Figure contents as structured data
+---+
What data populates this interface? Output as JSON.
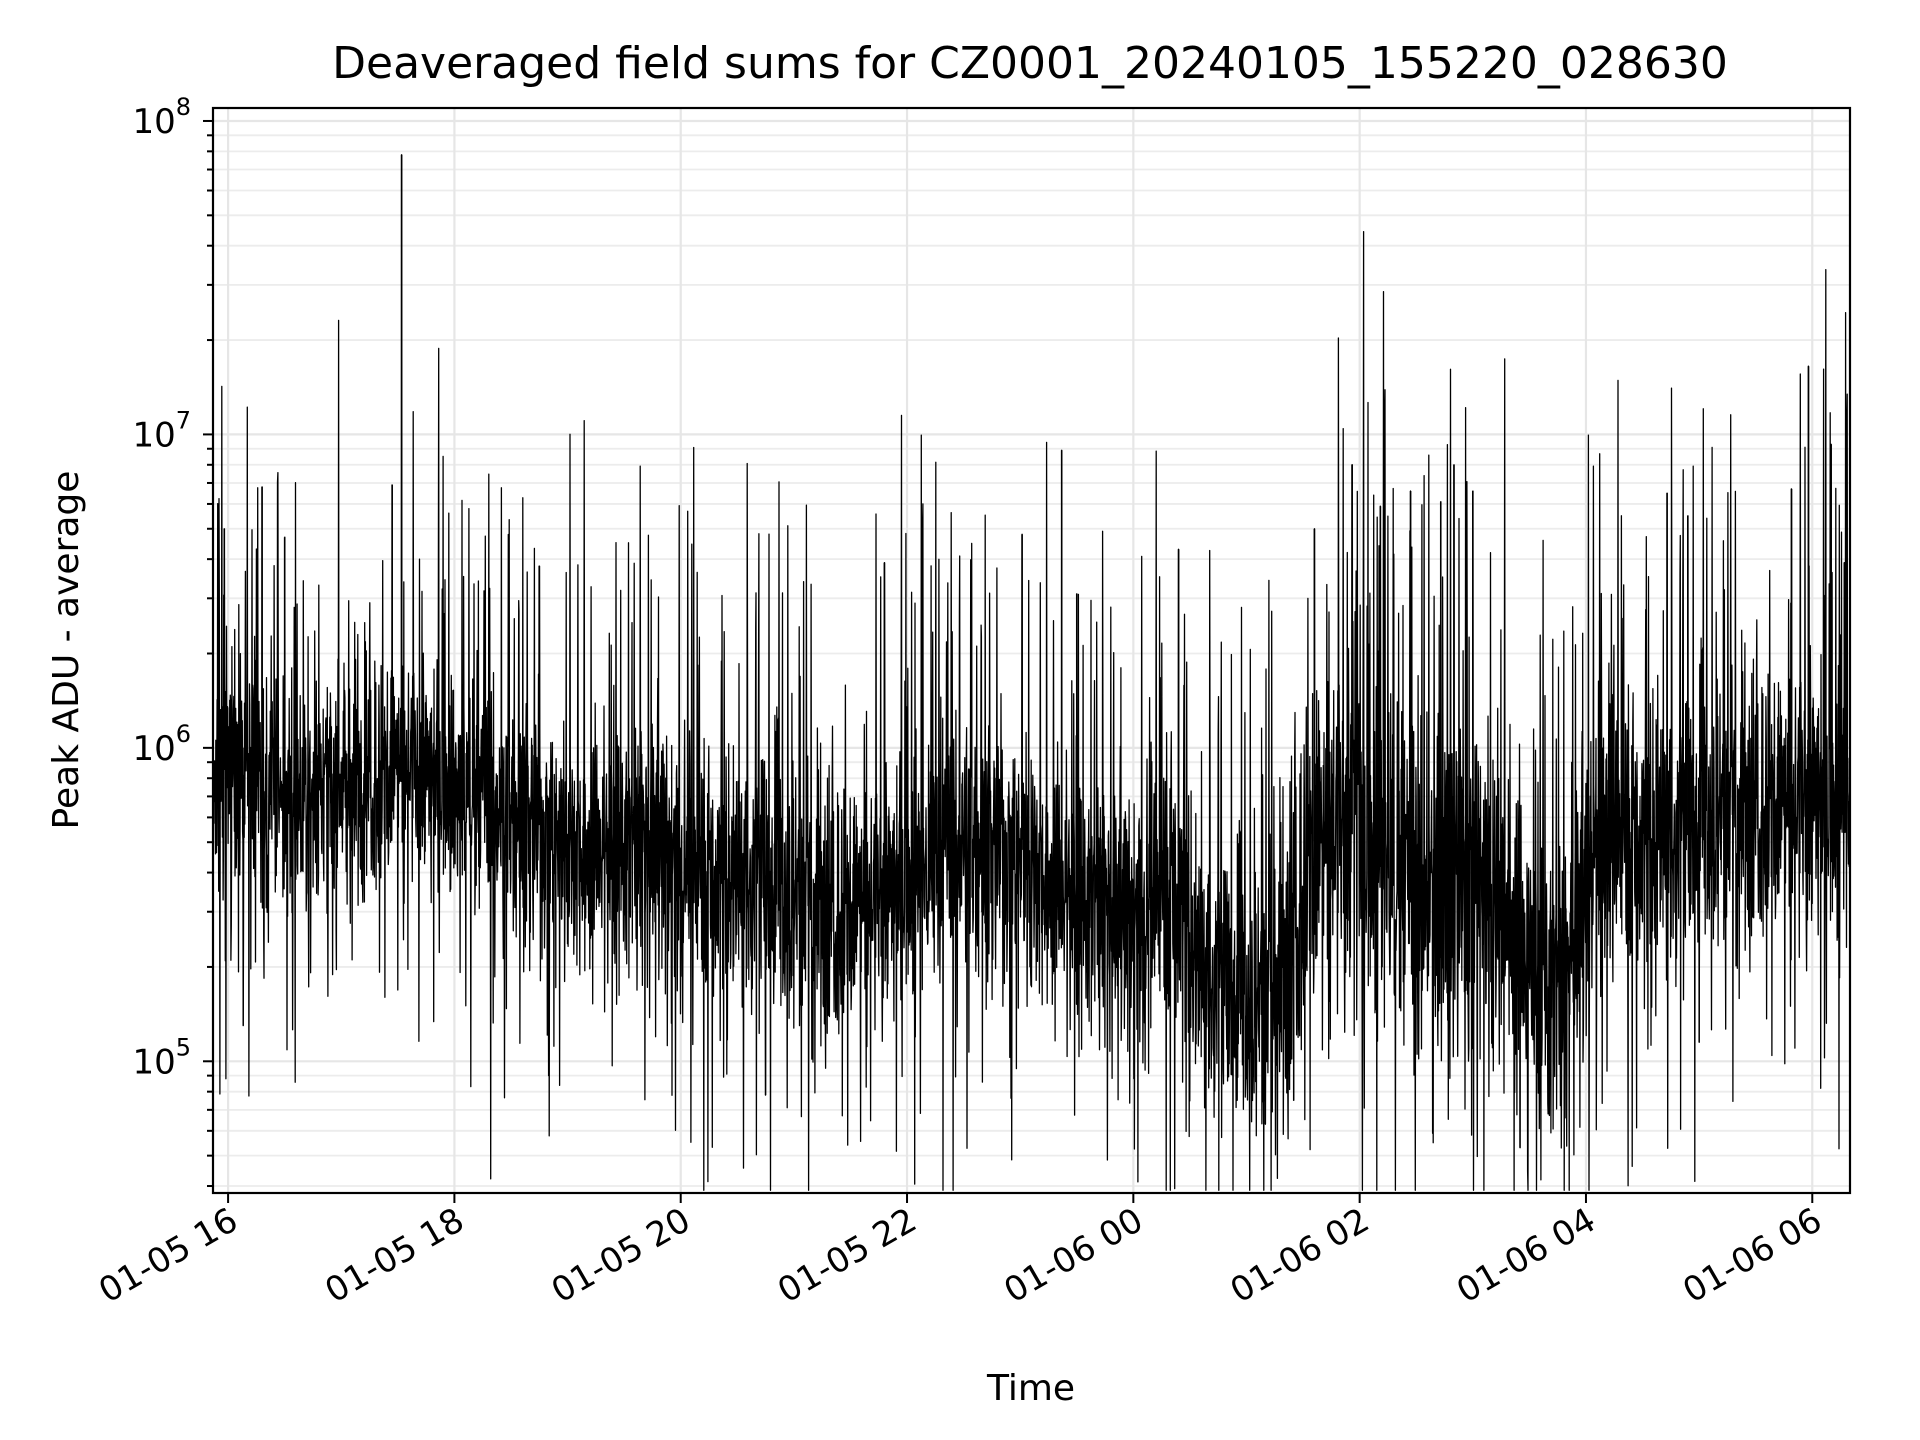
{
  "chart_data": {
    "type": "line",
    "title": "Deaveraged field sums for CZ0001_20240105_155220_028630",
    "xlabel": "Time",
    "ylabel": "Peak ADU - average",
    "yscale": "log",
    "xlim": [
      "2024-01-05 15:52",
      "2024-01-06 06:20"
    ],
    "ylim": [
      38000,
      110000000
    ],
    "grid": true,
    "x_tick_labels": [
      "01-05 16",
      "01-05 18",
      "01-05 20",
      "01-05 22",
      "01-06 00",
      "01-06 02",
      "01-06 04",
      "01-06 06"
    ],
    "x_tick_times": [
      "2024-01-05 16:00",
      "2024-01-05 18:00",
      "2024-01-05 20:00",
      "2024-01-05 22:00",
      "2024-01-06 00:00",
      "2024-01-06 02:00",
      "2024-01-06 04:00",
      "2024-01-06 06:00"
    ],
    "y_tick_labels": [
      {
        "base": "10",
        "exp": "5",
        "value": 100000
      },
      {
        "base": "10",
        "exp": "6",
        "value": 1000000
      },
      {
        "base": "10",
        "exp": "7",
        "value": 10000000
      },
      {
        "base": "10",
        "exp": "8",
        "value": 100000000
      }
    ],
    "line_color": "#000000",
    "series": [
      {
        "x": [
          "2024-01-05 15:52",
          "2024-01-05 16:00",
          "2024-01-05 16:10",
          "2024-01-05 16:20",
          "2024-01-05 16:35",
          "2024-01-05 16:50",
          "2024-01-05 17:05",
          "2024-01-05 17:20",
          "2024-01-05 17:35",
          "2024-01-05 17:50",
          "2024-01-05 18:05",
          "2024-01-05 18:20",
          "2024-01-05 18:35",
          "2024-01-05 18:50",
          "2024-01-05 19:05",
          "2024-01-05 19:20",
          "2024-01-05 19:35",
          "2024-01-05 19:50",
          "2024-01-05 20:05",
          "2024-01-05 20:20",
          "2024-01-05 20:35",
          "2024-01-05 20:50",
          "2024-01-05 21:05",
          "2024-01-05 21:20",
          "2024-01-05 21:35",
          "2024-01-05 21:50",
          "2024-01-05 22:05",
          "2024-01-05 22:20",
          "2024-01-05 22:35",
          "2024-01-05 22:50",
          "2024-01-05 23:05",
          "2024-01-05 23:20",
          "2024-01-05 23:35",
          "2024-01-05 23:50",
          "2024-01-06 00:05",
          "2024-01-06 00:20",
          "2024-01-06 00:35",
          "2024-01-06 00:50",
          "2024-01-06 01:05",
          "2024-01-06 01:20",
          "2024-01-06 01:35",
          "2024-01-06 01:50",
          "2024-01-06 02:05",
          "2024-01-06 02:20",
          "2024-01-06 02:35",
          "2024-01-06 02:50",
          "2024-01-06 03:05",
          "2024-01-06 03:20",
          "2024-01-06 03:35",
          "2024-01-06 03:50",
          "2024-01-06 04:05",
          "2024-01-06 04:20",
          "2024-01-06 04:35",
          "2024-01-06 04:50",
          "2024-01-06 05:05",
          "2024-01-06 05:20",
          "2024-01-06 05:35",
          "2024-01-06 05:50",
          "2024-01-06 06:05",
          "2024-01-06 06:20"
        ],
        "baseline": [
          700000,
          900000,
          800000,
          750000,
          650000,
          700000,
          800000,
          850000,
          900000,
          800000,
          750000,
          650000,
          600000,
          550000,
          520000,
          500000,
          480000,
          500000,
          460000,
          420000,
          380000,
          350000,
          330000,
          320000,
          320000,
          340000,
          400000,
          450000,
          480000,
          480000,
          470000,
          380000,
          320000,
          300000,
          330000,
          420000,
          200000,
          160000,
          150000,
          200000,
          500000,
          550000,
          500000,
          400000,
          350000,
          380000,
          400000,
          300000,
          180000,
          160000,
          450000,
          600000,
          550000,
          500000,
          600000,
          650000,
          700000,
          650000,
          700000,
          650000
        ],
        "spread": [
          1.9,
          2.2,
          1.7,
          1.6,
          1.6,
          1.6,
          1.7,
          1.7,
          1.6,
          1.6,
          1.7,
          1.6,
          1.6,
          1.7,
          1.7,
          1.7,
          1.7,
          1.8,
          1.8,
          1.8,
          1.8,
          1.9,
          1.9,
          1.9,
          1.8,
          1.8,
          1.8,
          1.7,
          1.7,
          1.7,
          1.8,
          1.7,
          1.7,
          1.7,
          1.8,
          2.1,
          1.9,
          1.8,
          1.8,
          2.2,
          2.6,
          2.5,
          2.5,
          2.5,
          2.5,
          2.5,
          2.5,
          2.4,
          2.1,
          2.1,
          2.1,
          2.0,
          2.0,
          2.0,
          1.9,
          1.9,
          2.0,
          2.1,
          2.1,
          2.1
        ]
      }
    ],
    "spikes": [
      {
        "x": "2024-01-05 15:58",
        "y": 5000000
      },
      {
        "x": "2024-01-05 16:18",
        "y": 6800000
      },
      {
        "x": "2024-01-05 16:30",
        "y": 4700000
      },
      {
        "x": "2024-01-05 17:27",
        "y": 6900000
      },
      {
        "x": "2024-01-05 17:32",
        "y": 78000000
      },
      {
        "x": "2024-01-05 18:45",
        "y": 3800000
      },
      {
        "x": "2024-01-05 21:48",
        "y": 3900000
      },
      {
        "x": "2024-01-05 23:01",
        "y": 4800000
      },
      {
        "x": "2024-01-05 23:22",
        "y": 8900000
      },
      {
        "x": "2024-01-05 23:30",
        "y": 3100000
      },
      {
        "x": "2024-01-06 00:24",
        "y": 4300000
      },
      {
        "x": "2024-01-06 01:36",
        "y": 5000000
      },
      {
        "x": "2024-01-06 01:56",
        "y": 8000000
      },
      {
        "x": "2024-01-06 02:11",
        "y": 5900000
      },
      {
        "x": "2024-01-06 02:27",
        "y": 6600000
      },
      {
        "x": "2024-01-06 02:43",
        "y": 6100000
      },
      {
        "x": "2024-01-06 02:50",
        "y": 8000000
      },
      {
        "x": "2024-01-06 03:00",
        "y": 6600000
      },
      {
        "x": "2024-01-06 04:43",
        "y": 6500000
      },
      {
        "x": "2024-01-06 04:54",
        "y": 5500000
      },
      {
        "x": "2024-01-06 05:49",
        "y": 6700000
      },
      {
        "x": "2024-01-06 05:58",
        "y": 16500000
      },
      {
        "x": "2024-01-06 06:10",
        "y": 9300000
      },
      {
        "x": "2024-01-06 06:17",
        "y": 3900000
      }
    ],
    "dips": [
      {
        "x": "2024-01-05 16:08",
        "y": 130000
      },
      {
        "x": "2024-01-05 20:45",
        "y": 78000
      },
      {
        "x": "2024-01-06 00:55",
        "y": 75000
      },
      {
        "x": "2024-01-06 01:10",
        "y": 63000
      },
      {
        "x": "2024-01-06 01:25",
        "y": 75000
      },
      {
        "x": "2024-01-06 03:25",
        "y": 53000
      },
      {
        "x": "2024-01-06 03:40",
        "y": 68000
      },
      {
        "x": "2024-01-06 05:00",
        "y": 115000
      }
    ]
  }
}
+---+
WHAT YOU SHOULD DO:
The entries above are to be returned exactly, without their pictures.

OUTPUT BELOW:
What data populates this interface? Output as JSON.
{
  "chart_data": {
    "type": "line",
    "title": "Deaveraged field sums for CZ0001_20240105_155220_028630",
    "xlabel": "Time",
    "ylabel": "Peak ADU - average",
    "yscale": "log",
    "xlim": [
      "2024-01-05 15:52",
      "2024-01-06 06:20"
    ],
    "ylim": [
      38000,
      110000000
    ],
    "grid": true,
    "x_tick_labels": [
      "01-05 16",
      "01-05 18",
      "01-05 20",
      "01-05 22",
      "01-06 00",
      "01-06 02",
      "01-06 04",
      "01-06 06"
    ],
    "x_tick_times": [
      "2024-01-05 16:00",
      "2024-01-05 18:00",
      "2024-01-05 20:00",
      "2024-01-05 22:00",
      "2024-01-06 00:00",
      "2024-01-06 02:00",
      "2024-01-06 04:00",
      "2024-01-06 06:00"
    ],
    "y_tick_labels": [
      {
        "base": "10",
        "exp": "5",
        "value": 100000
      },
      {
        "base": "10",
        "exp": "6",
        "value": 1000000
      },
      {
        "base": "10",
        "exp": "7",
        "value": 10000000
      },
      {
        "base": "10",
        "exp": "8",
        "value": 100000000
      }
    ],
    "line_color": "#000000",
    "series": [
      {
        "x": [
          "2024-01-05 15:52",
          "2024-01-05 16:00",
          "2024-01-05 16:10",
          "2024-01-05 16:20",
          "2024-01-05 16:35",
          "2024-01-05 16:50",
          "2024-01-05 17:05",
          "2024-01-05 17:20",
          "2024-01-05 17:35",
          "2024-01-05 17:50",
          "2024-01-05 18:05",
          "2024-01-05 18:20",
          "2024-01-05 18:35",
          "2024-01-05 18:50",
          "2024-01-05 19:05",
          "2024-01-05 19:20",
          "2024-01-05 19:35",
          "2024-01-05 19:50",
          "2024-01-05 20:05",
          "2024-01-05 20:20",
          "2024-01-05 20:35",
          "2024-01-05 20:50",
          "2024-01-05 21:05",
          "2024-01-05 21:20",
          "2024-01-05 21:35",
          "2024-01-05 21:50",
          "2024-01-05 22:05",
          "2024-01-05 22:20",
          "2024-01-05 22:35",
          "2024-01-05 22:50",
          "2024-01-05 23:05",
          "2024-01-05 23:20",
          "2024-01-05 23:35",
          "2024-01-05 23:50",
          "2024-01-06 00:05",
          "2024-01-06 00:20",
          "2024-01-06 00:35",
          "2024-01-06 00:50",
          "2024-01-06 01:05",
          "2024-01-06 01:20",
          "2024-01-06 01:35",
          "2024-01-06 01:50",
          "2024-01-06 02:05",
          "2024-01-06 02:20",
          "2024-01-06 02:35",
          "2024-01-06 02:50",
          "2024-01-06 03:05",
          "2024-01-06 03:20",
          "2024-01-06 03:35",
          "2024-01-06 03:50",
          "2024-01-06 04:05",
          "2024-01-06 04:20",
          "2024-01-06 04:35",
          "2024-01-06 04:50",
          "2024-01-06 05:05",
          "2024-01-06 05:20",
          "2024-01-06 05:35",
          "2024-01-06 05:50",
          "2024-01-06 06:05",
          "2024-01-06 06:20"
        ],
        "baseline": [
          700000,
          900000,
          800000,
          750000,
          650000,
          700000,
          800000,
          850000,
          900000,
          800000,
          750000,
          650000,
          600000,
          550000,
          520000,
          500000,
          480000,
          500000,
          460000,
          420000,
          380000,
          350000,
          330000,
          320000,
          320000,
          340000,
          400000,
          450000,
          480000,
          480000,
          470000,
          380000,
          320000,
          300000,
          330000,
          420000,
          200000,
          160000,
          150000,
          200000,
          500000,
          550000,
          500000,
          400000,
          350000,
          380000,
          400000,
          300000,
          180000,
          160000,
          450000,
          600000,
          550000,
          500000,
          600000,
          650000,
          700000,
          650000,
          700000,
          650000
        ],
        "spread": [
          1.9,
          2.2,
          1.7,
          1.6,
          1.6,
          1.6,
          1.7,
          1.7,
          1.6,
          1.6,
          1.7,
          1.6,
          1.6,
          1.7,
          1.7,
          1.7,
          1.7,
          1.8,
          1.8,
          1.8,
          1.8,
          1.9,
          1.9,
          1.9,
          1.8,
          1.8,
          1.8,
          1.7,
          1.7,
          1.7,
          1.8,
          1.7,
          1.7,
          1.7,
          1.8,
          2.1,
          1.9,
          1.8,
          1.8,
          2.2,
          2.6,
          2.5,
          2.5,
          2.5,
          2.5,
          2.5,
          2.5,
          2.4,
          2.1,
          2.1,
          2.1,
          2.0,
          2.0,
          2.0,
          1.9,
          1.9,
          2.0,
          2.1,
          2.1,
          2.1
        ]
      }
    ],
    "spikes": [
      {
        "x": "2024-01-05 15:58",
        "y": 5000000
      },
      {
        "x": "2024-01-05 16:18",
        "y": 6800000
      },
      {
        "x": "2024-01-05 16:30",
        "y": 4700000
      },
      {
        "x": "2024-01-05 17:27",
        "y": 6900000
      },
      {
        "x": "2024-01-05 17:32",
        "y": 78000000
      },
      {
        "x": "2024-01-05 18:45",
        "y": 3800000
      },
      {
        "x": "2024-01-05 21:48",
        "y": 3900000
      },
      {
        "x": "2024-01-05 23:01",
        "y": 4800000
      },
      {
        "x": "2024-01-05 23:22",
        "y": 8900000
      },
      {
        "x": "2024-01-05 23:30",
        "y": 3100000
      },
      {
        "x": "2024-01-06 00:24",
        "y": 4300000
      },
      {
        "x": "2024-01-06 01:36",
        "y": 5000000
      },
      {
        "x": "2024-01-06 01:56",
        "y": 8000000
      },
      {
        "x": "2024-01-06 02:11",
        "y": 5900000
      },
      {
        "x": "2024-01-06 02:27",
        "y": 6600000
      },
      {
        "x": "2024-01-06 02:43",
        "y": 6100000
      },
      {
        "x": "2024-01-06 02:50",
        "y": 8000000
      },
      {
        "x": "2024-01-06 03:00",
        "y": 6600000
      },
      {
        "x": "2024-01-06 04:43",
        "y": 6500000
      },
      {
        "x": "2024-01-06 04:54",
        "y": 5500000
      },
      {
        "x": "2024-01-06 05:49",
        "y": 6700000
      },
      {
        "x": "2024-01-06 05:58",
        "y": 16500000
      },
      {
        "x": "2024-01-06 06:10",
        "y": 9300000
      },
      {
        "x": "2024-01-06 06:17",
        "y": 3900000
      }
    ],
    "dips": [
      {
        "x": "2024-01-05 16:08",
        "y": 130000
      },
      {
        "x": "2024-01-05 20:45",
        "y": 78000
      },
      {
        "x": "2024-01-06 00:55",
        "y": 75000
      },
      {
        "x": "2024-01-06 01:10",
        "y": 63000
      },
      {
        "x": "2024-01-06 01:25",
        "y": 75000
      },
      {
        "x": "2024-01-06 03:25",
        "y": 53000
      },
      {
        "x": "2024-01-06 03:40",
        "y": 68000
      },
      {
        "x": "2024-01-06 05:00",
        "y": 115000
      }
    ]
  }
}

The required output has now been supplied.